### EXERCISE
Find every line in the records below that contains the string "pick" and copy each of those lines.

### DATASET RECORDS

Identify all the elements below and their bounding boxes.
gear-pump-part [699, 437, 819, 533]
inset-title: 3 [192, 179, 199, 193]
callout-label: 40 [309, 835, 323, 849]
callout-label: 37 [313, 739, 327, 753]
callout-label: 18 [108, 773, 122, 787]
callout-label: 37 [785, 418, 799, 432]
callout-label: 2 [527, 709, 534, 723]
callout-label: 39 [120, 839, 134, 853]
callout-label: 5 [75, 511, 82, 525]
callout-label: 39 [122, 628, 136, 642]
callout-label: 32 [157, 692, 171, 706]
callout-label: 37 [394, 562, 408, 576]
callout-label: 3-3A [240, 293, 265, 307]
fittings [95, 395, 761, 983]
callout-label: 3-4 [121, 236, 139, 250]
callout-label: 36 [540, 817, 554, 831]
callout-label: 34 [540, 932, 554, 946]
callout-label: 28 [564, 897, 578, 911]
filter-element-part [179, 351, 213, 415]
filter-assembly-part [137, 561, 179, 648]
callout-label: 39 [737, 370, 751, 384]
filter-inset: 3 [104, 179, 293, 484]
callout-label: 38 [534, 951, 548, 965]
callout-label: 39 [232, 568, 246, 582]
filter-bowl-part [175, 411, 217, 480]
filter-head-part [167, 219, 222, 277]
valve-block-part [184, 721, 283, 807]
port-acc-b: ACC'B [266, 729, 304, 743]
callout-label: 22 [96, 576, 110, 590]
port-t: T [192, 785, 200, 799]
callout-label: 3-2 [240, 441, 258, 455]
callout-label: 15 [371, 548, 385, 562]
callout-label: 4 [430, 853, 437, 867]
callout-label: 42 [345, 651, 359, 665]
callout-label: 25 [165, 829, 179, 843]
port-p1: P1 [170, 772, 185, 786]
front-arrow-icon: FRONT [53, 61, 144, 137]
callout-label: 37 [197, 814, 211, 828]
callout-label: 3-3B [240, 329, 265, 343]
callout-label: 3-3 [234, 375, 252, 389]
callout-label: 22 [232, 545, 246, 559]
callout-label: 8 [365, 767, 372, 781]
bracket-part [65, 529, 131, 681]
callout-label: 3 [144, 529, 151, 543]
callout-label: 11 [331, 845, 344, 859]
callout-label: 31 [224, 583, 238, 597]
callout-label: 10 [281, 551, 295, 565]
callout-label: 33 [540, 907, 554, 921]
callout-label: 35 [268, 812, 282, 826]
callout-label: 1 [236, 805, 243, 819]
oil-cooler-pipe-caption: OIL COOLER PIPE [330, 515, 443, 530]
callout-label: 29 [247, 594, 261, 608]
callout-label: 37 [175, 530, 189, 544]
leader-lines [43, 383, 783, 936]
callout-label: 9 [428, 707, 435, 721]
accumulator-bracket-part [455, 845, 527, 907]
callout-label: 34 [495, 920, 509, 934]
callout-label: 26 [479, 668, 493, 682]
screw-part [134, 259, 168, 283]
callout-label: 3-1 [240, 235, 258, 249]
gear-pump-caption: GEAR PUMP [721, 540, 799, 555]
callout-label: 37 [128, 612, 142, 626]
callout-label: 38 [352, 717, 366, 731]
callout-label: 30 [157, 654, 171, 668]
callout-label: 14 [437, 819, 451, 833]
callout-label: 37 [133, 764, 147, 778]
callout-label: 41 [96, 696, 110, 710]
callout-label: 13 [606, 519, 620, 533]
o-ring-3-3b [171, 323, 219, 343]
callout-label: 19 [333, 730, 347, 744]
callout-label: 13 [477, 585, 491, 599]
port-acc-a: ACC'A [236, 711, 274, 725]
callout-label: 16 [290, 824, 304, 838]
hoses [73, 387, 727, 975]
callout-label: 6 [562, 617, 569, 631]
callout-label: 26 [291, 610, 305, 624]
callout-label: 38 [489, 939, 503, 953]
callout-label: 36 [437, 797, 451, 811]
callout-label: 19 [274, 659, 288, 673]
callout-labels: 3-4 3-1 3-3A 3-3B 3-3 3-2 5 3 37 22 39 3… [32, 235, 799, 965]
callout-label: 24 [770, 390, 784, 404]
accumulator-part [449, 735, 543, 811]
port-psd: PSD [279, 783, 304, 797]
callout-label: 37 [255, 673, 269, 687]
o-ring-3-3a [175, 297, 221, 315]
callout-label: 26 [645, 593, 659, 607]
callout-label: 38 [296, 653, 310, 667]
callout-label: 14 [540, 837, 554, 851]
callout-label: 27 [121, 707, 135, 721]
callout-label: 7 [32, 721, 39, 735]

* * *

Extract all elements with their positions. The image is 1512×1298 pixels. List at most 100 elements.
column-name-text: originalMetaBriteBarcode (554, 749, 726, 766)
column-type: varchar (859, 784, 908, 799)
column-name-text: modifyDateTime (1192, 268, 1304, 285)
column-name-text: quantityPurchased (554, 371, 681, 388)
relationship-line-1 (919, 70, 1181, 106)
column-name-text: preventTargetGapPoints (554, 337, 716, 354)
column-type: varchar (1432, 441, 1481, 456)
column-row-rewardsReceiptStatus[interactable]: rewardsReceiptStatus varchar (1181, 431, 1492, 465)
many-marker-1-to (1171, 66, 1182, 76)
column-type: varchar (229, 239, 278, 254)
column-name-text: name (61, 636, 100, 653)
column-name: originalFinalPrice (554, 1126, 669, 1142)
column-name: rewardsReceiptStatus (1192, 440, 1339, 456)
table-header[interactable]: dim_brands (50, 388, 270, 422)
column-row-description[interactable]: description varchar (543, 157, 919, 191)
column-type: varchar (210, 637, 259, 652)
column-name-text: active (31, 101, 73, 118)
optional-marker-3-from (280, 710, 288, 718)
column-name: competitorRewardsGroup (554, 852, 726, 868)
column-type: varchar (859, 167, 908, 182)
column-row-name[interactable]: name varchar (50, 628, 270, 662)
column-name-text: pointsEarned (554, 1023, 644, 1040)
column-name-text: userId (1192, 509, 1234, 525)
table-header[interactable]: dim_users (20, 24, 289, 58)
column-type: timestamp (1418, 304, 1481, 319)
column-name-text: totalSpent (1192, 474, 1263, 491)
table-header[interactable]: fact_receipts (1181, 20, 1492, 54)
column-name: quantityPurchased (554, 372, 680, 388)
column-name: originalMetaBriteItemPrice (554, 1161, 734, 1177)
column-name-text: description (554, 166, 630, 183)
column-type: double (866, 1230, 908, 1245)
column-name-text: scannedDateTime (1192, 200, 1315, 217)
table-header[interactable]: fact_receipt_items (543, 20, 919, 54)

==

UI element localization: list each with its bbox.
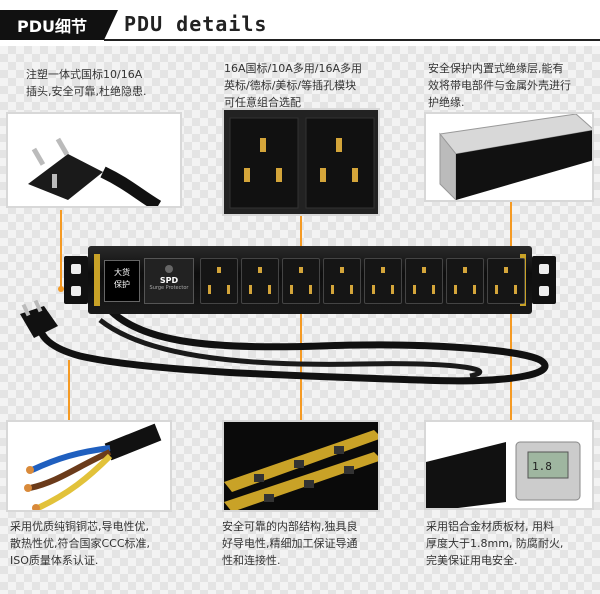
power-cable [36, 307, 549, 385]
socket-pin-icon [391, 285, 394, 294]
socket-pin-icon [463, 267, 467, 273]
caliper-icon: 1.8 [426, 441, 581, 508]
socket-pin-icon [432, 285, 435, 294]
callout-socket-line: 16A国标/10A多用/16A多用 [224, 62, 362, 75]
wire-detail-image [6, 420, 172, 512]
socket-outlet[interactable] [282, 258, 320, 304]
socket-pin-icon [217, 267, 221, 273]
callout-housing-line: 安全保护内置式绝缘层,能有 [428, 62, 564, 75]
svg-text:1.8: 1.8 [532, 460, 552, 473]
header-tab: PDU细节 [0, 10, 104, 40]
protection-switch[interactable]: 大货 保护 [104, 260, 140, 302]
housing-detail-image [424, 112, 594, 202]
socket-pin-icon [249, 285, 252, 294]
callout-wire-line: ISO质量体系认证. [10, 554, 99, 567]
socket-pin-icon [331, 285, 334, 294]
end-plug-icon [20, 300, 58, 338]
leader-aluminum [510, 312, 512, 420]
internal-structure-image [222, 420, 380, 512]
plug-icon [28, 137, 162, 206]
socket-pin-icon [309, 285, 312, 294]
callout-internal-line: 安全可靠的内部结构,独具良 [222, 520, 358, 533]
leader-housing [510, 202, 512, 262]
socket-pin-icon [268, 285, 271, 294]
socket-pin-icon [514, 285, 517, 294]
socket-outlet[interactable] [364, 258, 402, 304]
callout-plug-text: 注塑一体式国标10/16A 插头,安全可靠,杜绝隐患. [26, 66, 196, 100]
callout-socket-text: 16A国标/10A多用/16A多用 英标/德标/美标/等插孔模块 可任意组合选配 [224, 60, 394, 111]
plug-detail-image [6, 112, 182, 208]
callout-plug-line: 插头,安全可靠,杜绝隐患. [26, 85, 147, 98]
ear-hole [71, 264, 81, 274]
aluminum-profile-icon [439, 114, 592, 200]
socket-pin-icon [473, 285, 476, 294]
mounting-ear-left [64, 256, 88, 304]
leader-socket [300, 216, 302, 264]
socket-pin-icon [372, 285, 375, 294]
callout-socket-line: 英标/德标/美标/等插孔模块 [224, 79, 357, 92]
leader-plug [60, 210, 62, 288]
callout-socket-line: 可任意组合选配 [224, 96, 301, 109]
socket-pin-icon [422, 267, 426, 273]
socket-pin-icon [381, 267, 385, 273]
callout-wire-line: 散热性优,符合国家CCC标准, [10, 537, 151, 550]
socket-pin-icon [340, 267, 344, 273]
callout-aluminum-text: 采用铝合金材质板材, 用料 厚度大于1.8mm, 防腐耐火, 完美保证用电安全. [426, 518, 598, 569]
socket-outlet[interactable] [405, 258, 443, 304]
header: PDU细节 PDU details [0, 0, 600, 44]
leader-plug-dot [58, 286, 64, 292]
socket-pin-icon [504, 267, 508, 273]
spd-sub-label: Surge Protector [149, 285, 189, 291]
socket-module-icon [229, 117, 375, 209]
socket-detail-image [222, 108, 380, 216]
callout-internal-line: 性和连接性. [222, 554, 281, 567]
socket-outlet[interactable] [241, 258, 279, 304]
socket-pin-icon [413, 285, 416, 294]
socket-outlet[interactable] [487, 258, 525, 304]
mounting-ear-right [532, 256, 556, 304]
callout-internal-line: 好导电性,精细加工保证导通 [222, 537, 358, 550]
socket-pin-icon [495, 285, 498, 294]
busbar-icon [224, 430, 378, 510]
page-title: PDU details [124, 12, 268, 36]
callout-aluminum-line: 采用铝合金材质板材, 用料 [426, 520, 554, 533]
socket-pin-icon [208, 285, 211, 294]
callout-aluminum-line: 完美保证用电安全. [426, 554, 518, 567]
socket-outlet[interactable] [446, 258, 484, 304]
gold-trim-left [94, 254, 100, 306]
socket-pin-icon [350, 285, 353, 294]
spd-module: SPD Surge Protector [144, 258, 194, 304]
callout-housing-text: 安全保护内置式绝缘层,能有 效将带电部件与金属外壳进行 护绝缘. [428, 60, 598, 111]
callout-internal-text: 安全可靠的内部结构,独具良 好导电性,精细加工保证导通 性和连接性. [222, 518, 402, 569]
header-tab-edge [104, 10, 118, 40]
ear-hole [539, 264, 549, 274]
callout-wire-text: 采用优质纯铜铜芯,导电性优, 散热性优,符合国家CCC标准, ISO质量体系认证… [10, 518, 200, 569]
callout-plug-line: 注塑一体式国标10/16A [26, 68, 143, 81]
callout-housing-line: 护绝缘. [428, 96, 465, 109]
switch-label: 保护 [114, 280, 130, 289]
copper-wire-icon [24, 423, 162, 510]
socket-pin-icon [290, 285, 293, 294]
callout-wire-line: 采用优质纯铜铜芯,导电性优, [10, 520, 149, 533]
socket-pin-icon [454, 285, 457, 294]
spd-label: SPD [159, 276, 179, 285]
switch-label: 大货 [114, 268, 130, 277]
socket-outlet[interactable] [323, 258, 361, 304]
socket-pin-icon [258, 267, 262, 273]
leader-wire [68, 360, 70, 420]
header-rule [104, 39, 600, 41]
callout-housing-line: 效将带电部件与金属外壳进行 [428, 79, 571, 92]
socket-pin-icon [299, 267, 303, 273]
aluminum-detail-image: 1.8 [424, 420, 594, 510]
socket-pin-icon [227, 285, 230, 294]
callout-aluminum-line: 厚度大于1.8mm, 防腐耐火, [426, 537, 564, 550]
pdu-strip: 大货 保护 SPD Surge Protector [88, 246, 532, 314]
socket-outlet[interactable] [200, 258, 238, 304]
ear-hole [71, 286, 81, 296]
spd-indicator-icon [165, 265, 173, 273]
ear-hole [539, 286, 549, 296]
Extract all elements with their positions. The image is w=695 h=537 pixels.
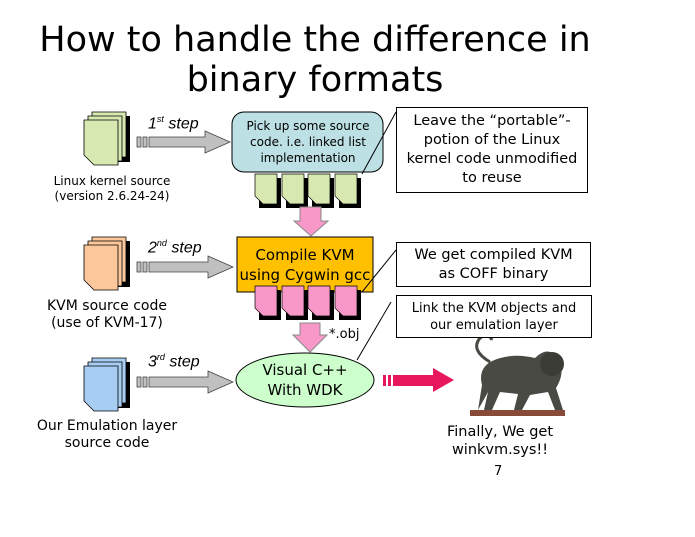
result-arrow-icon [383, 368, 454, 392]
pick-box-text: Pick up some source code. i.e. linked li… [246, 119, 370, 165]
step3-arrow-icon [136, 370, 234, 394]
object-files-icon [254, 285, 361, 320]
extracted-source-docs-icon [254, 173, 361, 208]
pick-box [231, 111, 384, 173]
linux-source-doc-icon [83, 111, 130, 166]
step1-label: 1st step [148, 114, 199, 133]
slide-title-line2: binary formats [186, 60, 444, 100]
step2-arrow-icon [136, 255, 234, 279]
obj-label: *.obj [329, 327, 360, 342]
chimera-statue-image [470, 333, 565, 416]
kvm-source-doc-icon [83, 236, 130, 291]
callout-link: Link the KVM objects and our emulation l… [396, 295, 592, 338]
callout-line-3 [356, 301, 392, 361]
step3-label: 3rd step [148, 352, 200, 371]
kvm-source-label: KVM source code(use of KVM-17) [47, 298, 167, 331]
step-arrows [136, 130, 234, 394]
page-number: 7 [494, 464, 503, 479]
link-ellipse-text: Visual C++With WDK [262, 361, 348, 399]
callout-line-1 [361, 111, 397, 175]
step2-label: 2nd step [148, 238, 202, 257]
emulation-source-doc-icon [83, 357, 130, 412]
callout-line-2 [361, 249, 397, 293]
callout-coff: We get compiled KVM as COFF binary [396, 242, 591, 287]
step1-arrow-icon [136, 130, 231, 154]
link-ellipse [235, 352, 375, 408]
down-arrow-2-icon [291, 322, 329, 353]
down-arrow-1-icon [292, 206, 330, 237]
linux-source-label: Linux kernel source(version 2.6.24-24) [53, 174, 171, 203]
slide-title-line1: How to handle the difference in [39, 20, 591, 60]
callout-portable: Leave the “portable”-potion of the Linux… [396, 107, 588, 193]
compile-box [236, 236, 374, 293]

### SOLUTION TO THIS EXERCISE
pick-box-text: Pick up some source code. i.e. linked li… [246, 119, 370, 165]
pick-box [231, 111, 384, 173]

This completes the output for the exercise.